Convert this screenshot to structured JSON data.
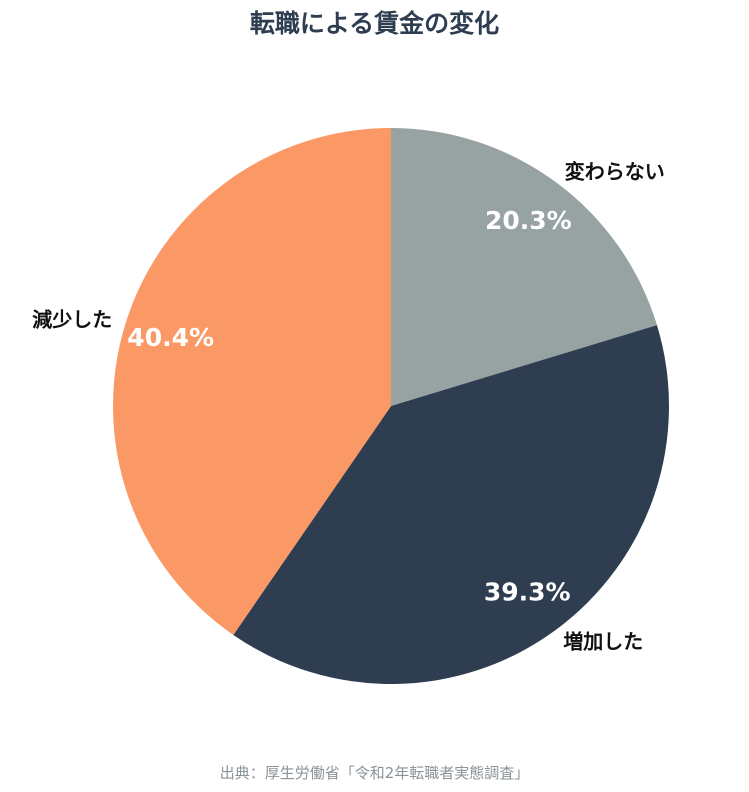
{
  "chart_data": {
    "type": "pie",
    "title": "転職による賃金の変化",
    "categories": [
      "変わらない",
      "増加した",
      "減少した"
    ],
    "values": [
      20.3,
      39.3,
      40.4
    ],
    "value_labels": [
      "20.3%",
      "39.3%",
      "40.4%"
    ],
    "colors": [
      "#97a3a2",
      "#2e3d50",
      "#fb9966"
    ],
    "start_angle": "12 o'clock",
    "direction": "clockwise",
    "source": "出典：厚生労働省「令和2年転職者実態調査」"
  }
}
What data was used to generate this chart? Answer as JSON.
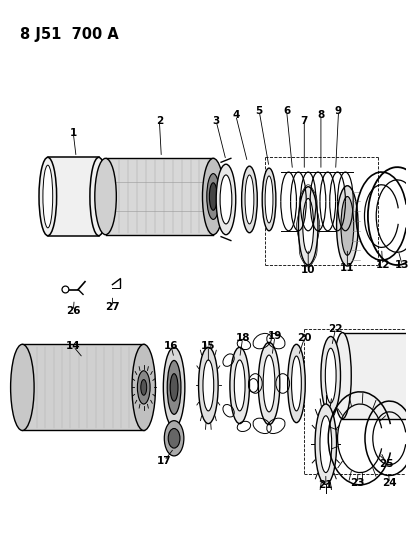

(AIM)
Restate the whole listing above exactly, except for its images.

(WRITTEN ANSWER)
Convert this screenshot to structured JSON data.
{
  "chart_data": {
    "type": "pie",
    "title": "転職による賃金の変化",
    "categories": [
      "変わらない",
      "増加した",
      "減少した"
    ],
    "values": [
      20.3,
      39.3,
      40.4
    ],
    "value_labels": [
      "20.3%",
      "39.3%",
      "40.4%"
    ],
    "colors": [
      "#97a3a2",
      "#2e3d50",
      "#fb9966"
    ],
    "start_angle": "12 o'clock",
    "direction": "clockwise",
    "source": "出典：厚生労働省「令和2年転職者実態調査」"
  }
}
What data was used to generate this chart? Answer as JSON.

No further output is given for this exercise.